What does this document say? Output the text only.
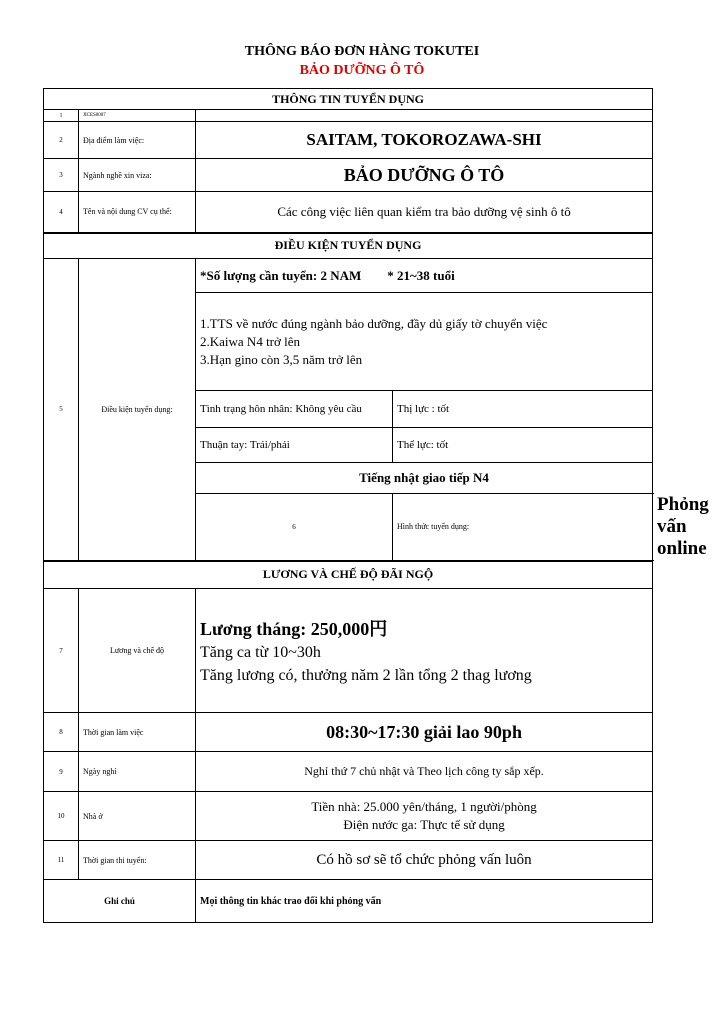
THÔNG BÁO ĐƠN HÀNG TOKUTEI
BẢO DƯỠNG Ô TÔ
THÔNG TIN TUYỂN DỤNG				
1	JICES0007			
2	Địa điểm làm việc:	SAITAM, TOKOROZAWA-SHI		
3	Ngành nghề xin viza:	BẢO DƯỠNG Ô TÔ		
4	Tên và nội dung CV cụ thể:	Các công việc liên quan kiểm tra bảo dưỡng vệ sinh ô tô		
ĐIỀU KIỆN TUYỂN DỤNG				
5	Điều kiện tuyển dụng:	*Số lượng cần tuyển: 2 NAM        * 21~38 tuổi		

		1.TTS về nước đúng ngành bảo dưỡng, đầy dủ giấy tờ chuyển việc
2.Kaiwa N4 trở lên
3.Hạn gino còn 3,5 năm trở lên		

		Tình trạng hôn nhân: Không yêu cầu	Thị lực : tốt	
		Thuận tay: Trái/phải	Thể lực: tốt	
		Tiếng nhật giao tiếp N4		
		6	Hình thức tuyển dụng:	Phỏng vấn online
LƯƠNG VÀ CHẾ ĐỘ ĐÃI NGỘ				
7	Lương và chế độ	Lương tháng: 250,000円
Tăng ca từ 10~30h
Tăng lương có, thưởng năm 2 lần tổng 2 thag lương		

8	Thời gian làm việc	08:30~17:30 giải lao 90ph		
9	Ngày nghỉ	Nghỉ thứ 7 chủ nhật và Theo lịch công ty sắp xếp.		
10	Nhà ở	Tiền nhà: 25.000 yên/tháng, 1 người/phòng
Điện nước ga: Thực tế sử dụng		

11	Thời gian thi tuyển:	Có hồ sơ sẽ tổ chức phỏng vấn luôn		
Ghi chú		Mọi thông tin khác trao đổi khi phỏng vấn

What is required: Without the pictures, repeat all the records word for word.

Exercise solution:
What does this document say? Output the text only.
THÔNG BÁO ĐƠN HÀNG TOKUTEI
BẢO DƯỠNG Ô TÔ
THÔNG TIN TUYỂN DỤNG				
1	JICES0007			
2	Địa điểm làm việc:	SAITAM, TOKOROZAWA-SHI		
3	Ngành nghề xin viza:	BẢO DƯỠNG Ô TÔ		
4	Tên và nội dung CV cụ thể:	Các công việc liên quan kiểm tra bảo dưỡng vệ sinh ô tô		
ĐIỀU KIỆN TUYỂN DỤNG				
5	Điều kiện tuyển dụng:	*Số lượng cần tuyển: 2 NAM        * 21~38 tuổi		

		1.TTS về nước đúng ngành bảo dưỡng, đầy dủ giấy tờ chuyển việc
2.Kaiwa N4 trở lên
3.Hạn gino còn 3,5 năm trở lên		

		Tình trạng hôn nhân: Không yêu cầu	Thị lực : tốt	
		Thuận tay: Trái/phải	Thể lực: tốt	
		Tiếng nhật giao tiếp N4		
		6	Hình thức tuyển dụng:	Phỏng vấn online
LƯƠNG VÀ CHẾ ĐỘ ĐÃI NGỘ				
7	Lương và chế độ	Lương tháng: 250,000円
Tăng ca từ 10~30h
Tăng lương có, thưởng năm 2 lần tổng 2 thag lương		

8	Thời gian làm việc	08:30~17:30 giải lao 90ph		
9	Ngày nghỉ	Nghỉ thứ 7 chủ nhật và Theo lịch công ty sắp xếp.		
10	Nhà ở	Tiền nhà: 25.000 yên/tháng, 1 người/phòng
Điện nước ga: Thực tế sử dụng		

11	Thời gian thi tuyển:	Có hồ sơ sẽ tổ chức phỏng vấn luôn		
Ghi chú		Mọi thông tin khác trao đổi khi phỏng vấn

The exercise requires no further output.